## [GOAL]
Narrow the data below down to the lines containing "title".

[Data items]

▽

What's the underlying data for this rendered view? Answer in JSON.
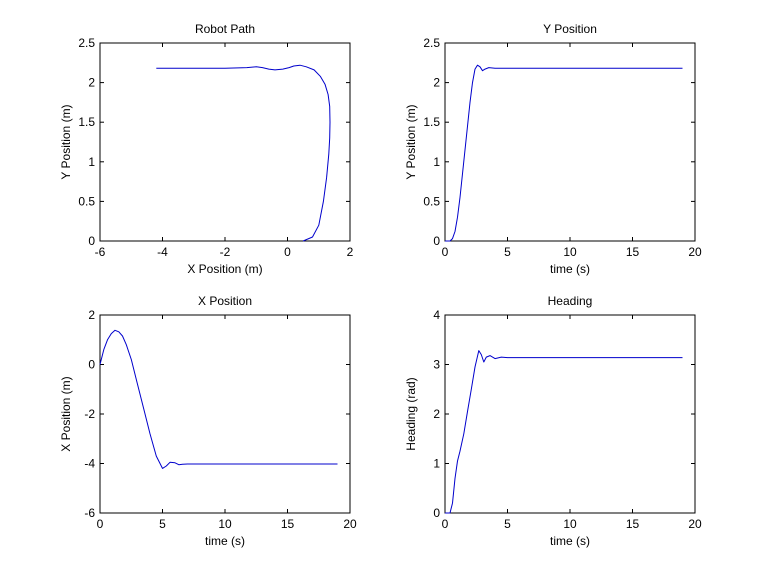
{
  "figure": {
    "background": "#ffffff",
    "line_color": "#0000cc",
    "axis_color": "#000000"
  },
  "chart_data": [
    {
      "id": "robot-path",
      "type": "line",
      "title": "Robot Path",
      "xlabel": "X Position (m)",
      "ylabel": "Y Position (m)",
      "xlim": [
        -6,
        2
      ],
      "ylim": [
        0,
        2.5
      ],
      "xticks": [
        -6,
        -4,
        -2,
        0,
        2
      ],
      "yticks": [
        0,
        0.5,
        1,
        1.5,
        2,
        2.5
      ],
      "xtick_labels": [
        "-6",
        "-4",
        "-2",
        "0",
        "2"
      ],
      "ytick_labels": [
        "0",
        "0.5",
        "1",
        "1.5",
        "2",
        "2.5"
      ],
      "grid": false,
      "series": [
        {
          "x": [
            0.5,
            0.8,
            1.0,
            1.15,
            1.25,
            1.32,
            1.35,
            1.36,
            1.35,
            1.3,
            1.2,
            1.05,
            0.85,
            0.6,
            0.4,
            0.2,
            0.05,
            -0.15,
            -0.4,
            -0.6,
            -0.8,
            -1.0,
            -1.3,
            -2.0,
            -3.0,
            -4.2
          ],
          "y": [
            0,
            0.05,
            0.2,
            0.5,
            0.8,
            1.1,
            1.3,
            1.5,
            1.7,
            1.85,
            1.98,
            2.08,
            2.16,
            2.2,
            2.22,
            2.21,
            2.19,
            2.17,
            2.16,
            2.17,
            2.19,
            2.2,
            2.19,
            2.18,
            2.18,
            2.18
          ]
        }
      ]
    },
    {
      "id": "y-position",
      "type": "line",
      "title": "Y Position",
      "xlabel": "time (s)",
      "ylabel": "Y Position (m)",
      "xlim": [
        0,
        20
      ],
      "ylim": [
        0,
        2.5
      ],
      "xticks": [
        0,
        5,
        10,
        15,
        20
      ],
      "yticks": [
        0,
        0.5,
        1,
        1.5,
        2,
        2.5
      ],
      "xtick_labels": [
        "0",
        "5",
        "10",
        "15",
        "20"
      ],
      "ytick_labels": [
        "0",
        "0.5",
        "1",
        "1.5",
        "2",
        "2.5"
      ],
      "grid": false,
      "series": [
        {
          "x": [
            0,
            0.4,
            0.6,
            0.8,
            1.0,
            1.2,
            1.4,
            1.6,
            1.8,
            2.0,
            2.2,
            2.4,
            2.6,
            2.8,
            3.0,
            3.2,
            3.5,
            4.0,
            5.0,
            10.0,
            15.0,
            19.0
          ],
          "y": [
            0,
            0.0,
            0.03,
            0.12,
            0.3,
            0.55,
            0.85,
            1.15,
            1.45,
            1.75,
            2.0,
            2.17,
            2.22,
            2.2,
            2.15,
            2.17,
            2.19,
            2.18,
            2.18,
            2.18,
            2.18,
            2.18
          ]
        }
      ]
    },
    {
      "id": "x-position",
      "type": "line",
      "title": "X Position",
      "xlabel": "time (s)",
      "ylabel": "X Position (m)",
      "xlim": [
        0,
        20
      ],
      "ylim": [
        -6,
        2
      ],
      "xticks": [
        0,
        5,
        10,
        15,
        20
      ],
      "yticks": [
        -6,
        -4,
        -2,
        0,
        2
      ],
      "xtick_labels": [
        "0",
        "5",
        "10",
        "15",
        "20"
      ],
      "ytick_labels": [
        "-6",
        "-4",
        "-2",
        "0",
        "2"
      ],
      "grid": false,
      "series": [
        {
          "x": [
            0,
            0.3,
            0.6,
            0.9,
            1.2,
            1.5,
            1.8,
            2.1,
            2.5,
            3.0,
            3.5,
            4.0,
            4.5,
            5.0,
            5.3,
            5.6,
            6.0,
            6.3,
            6.6,
            7.0,
            8.0,
            10.0,
            15.0,
            19.0
          ],
          "y": [
            0,
            0.6,
            1.0,
            1.25,
            1.38,
            1.32,
            1.15,
            0.8,
            0.2,
            -0.8,
            -1.8,
            -2.8,
            -3.7,
            -4.2,
            -4.1,
            -3.95,
            -3.97,
            -4.05,
            -4.03,
            -4.02,
            -4.02,
            -4.02,
            -4.02,
            -4.02
          ]
        }
      ]
    },
    {
      "id": "heading",
      "type": "line",
      "title": "Heading",
      "xlabel": "time (s)",
      "ylabel": "Heading (rad)",
      "xlim": [
        0,
        20
      ],
      "ylim": [
        0,
        4
      ],
      "xticks": [
        0,
        5,
        10,
        15,
        20
      ],
      "yticks": [
        0,
        1,
        2,
        3,
        4
      ],
      "xtick_labels": [
        "0",
        "5",
        "10",
        "15",
        "20"
      ],
      "ytick_labels": [
        "0",
        "1",
        "2",
        "3",
        "4"
      ],
      "grid": false,
      "series": [
        {
          "x": [
            0,
            0.4,
            0.6,
            0.8,
            1.0,
            1.2,
            1.5,
            1.8,
            2.1,
            2.4,
            2.7,
            2.9,
            3.1,
            3.3,
            3.6,
            4.0,
            4.5,
            5.0,
            10.0,
            15.0,
            19.0
          ],
          "y": [
            0,
            0.0,
            0.2,
            0.7,
            1.05,
            1.25,
            1.6,
            2.05,
            2.5,
            2.95,
            3.28,
            3.2,
            3.05,
            3.15,
            3.18,
            3.12,
            3.15,
            3.14,
            3.14,
            3.14,
            3.14
          ]
        }
      ]
    }
  ]
}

△

## [RESPONSE FOR THIS EXERCISE]
      "title": "Robot Path",
      "title": "Y Position",
      "title": "X Position",
      "title": "Heading",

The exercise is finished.